Task description
Send back all the data below, exactly as given.

Provided information
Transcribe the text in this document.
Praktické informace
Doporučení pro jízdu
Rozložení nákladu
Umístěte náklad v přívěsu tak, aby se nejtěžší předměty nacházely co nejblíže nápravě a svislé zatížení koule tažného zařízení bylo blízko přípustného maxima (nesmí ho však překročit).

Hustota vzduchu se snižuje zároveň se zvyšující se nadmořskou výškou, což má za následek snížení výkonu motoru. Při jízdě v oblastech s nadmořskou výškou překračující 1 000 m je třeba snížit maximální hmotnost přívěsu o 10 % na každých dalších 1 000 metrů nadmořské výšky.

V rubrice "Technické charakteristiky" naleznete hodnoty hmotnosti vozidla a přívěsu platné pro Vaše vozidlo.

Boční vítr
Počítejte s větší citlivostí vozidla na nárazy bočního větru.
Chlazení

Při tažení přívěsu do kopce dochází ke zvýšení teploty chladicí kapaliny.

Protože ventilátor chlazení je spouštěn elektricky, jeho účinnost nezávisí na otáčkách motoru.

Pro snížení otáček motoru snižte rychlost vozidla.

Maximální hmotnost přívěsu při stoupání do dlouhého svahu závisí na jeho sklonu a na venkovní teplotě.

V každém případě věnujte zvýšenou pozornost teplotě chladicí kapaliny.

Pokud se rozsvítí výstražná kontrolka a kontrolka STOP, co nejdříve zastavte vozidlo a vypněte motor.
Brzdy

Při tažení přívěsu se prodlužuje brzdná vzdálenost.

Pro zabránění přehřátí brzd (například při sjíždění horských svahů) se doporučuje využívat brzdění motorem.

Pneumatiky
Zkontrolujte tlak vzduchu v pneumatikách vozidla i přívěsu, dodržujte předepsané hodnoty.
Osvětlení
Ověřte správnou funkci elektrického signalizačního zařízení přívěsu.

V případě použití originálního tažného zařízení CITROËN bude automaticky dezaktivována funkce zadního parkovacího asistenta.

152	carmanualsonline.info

Solved exercise
Transcribe the text in this document.
Praktické informace
Doporučení pro jízdu
Rozložení nákladu
Umístěte náklad v přívěsu tak, aby se nejtěžší předměty nacházely co nejblíže nápravě a svislé zatížení koule tažného zařízení bylo blízko přípustného maxima (nesmí ho však překročit).

Hustota vzduchu se snižuje zároveň se zvyšující se nadmořskou výškou, což má za následek snížení výkonu motoru. Při jízdě v oblastech s nadmořskou výškou překračující 1 000 m je třeba snížit maximální hmotnost přívěsu o 10 % na každých dalších 1 000 metrů nadmořské výšky.

V rubrice "Technické charakteristiky" naleznete hodnoty hmotnosti vozidla a přívěsu platné pro Vaše vozidlo.

Boční vítr
Počítejte s větší citlivostí vozidla na nárazy bočního větru.
Chlazení

Při tažení přívěsu do kopce dochází ke zvýšení teploty chladicí kapaliny.

Protože ventilátor chlazení je spouštěn elektricky, jeho účinnost nezávisí na otáčkách motoru.

Pro snížení otáček motoru snižte rychlost vozidla.

Maximální hmotnost přívěsu při stoupání do dlouhého svahu závisí na jeho sklonu a na venkovní teplotě.

V každém případě věnujte zvýšenou pozornost teplotě chladicí kapaliny.

Pokud se rozsvítí výstražná kontrolka a kontrolka STOP, co nejdříve zastavte vozidlo a vypněte motor.
Brzdy

Při tažení přívěsu se prodlužuje brzdná vzdálenost.

Pro zabránění přehřátí brzd (například při sjíždění horských svahů) se doporučuje využívat brzdění motorem.

Pneumatiky
Zkontrolujte tlak vzduchu v pneumatikách vozidla i přívěsu, dodržujte předepsané hodnoty.
Osvětlení
Ověřte správnou funkci elektrického signalizačního zařízení přívěsu.

V případě použití originálního tažného zařízení CITROËN bude automaticky dezaktivována funkce zadního parkovacího asistenta.

152	carmanualsonline.info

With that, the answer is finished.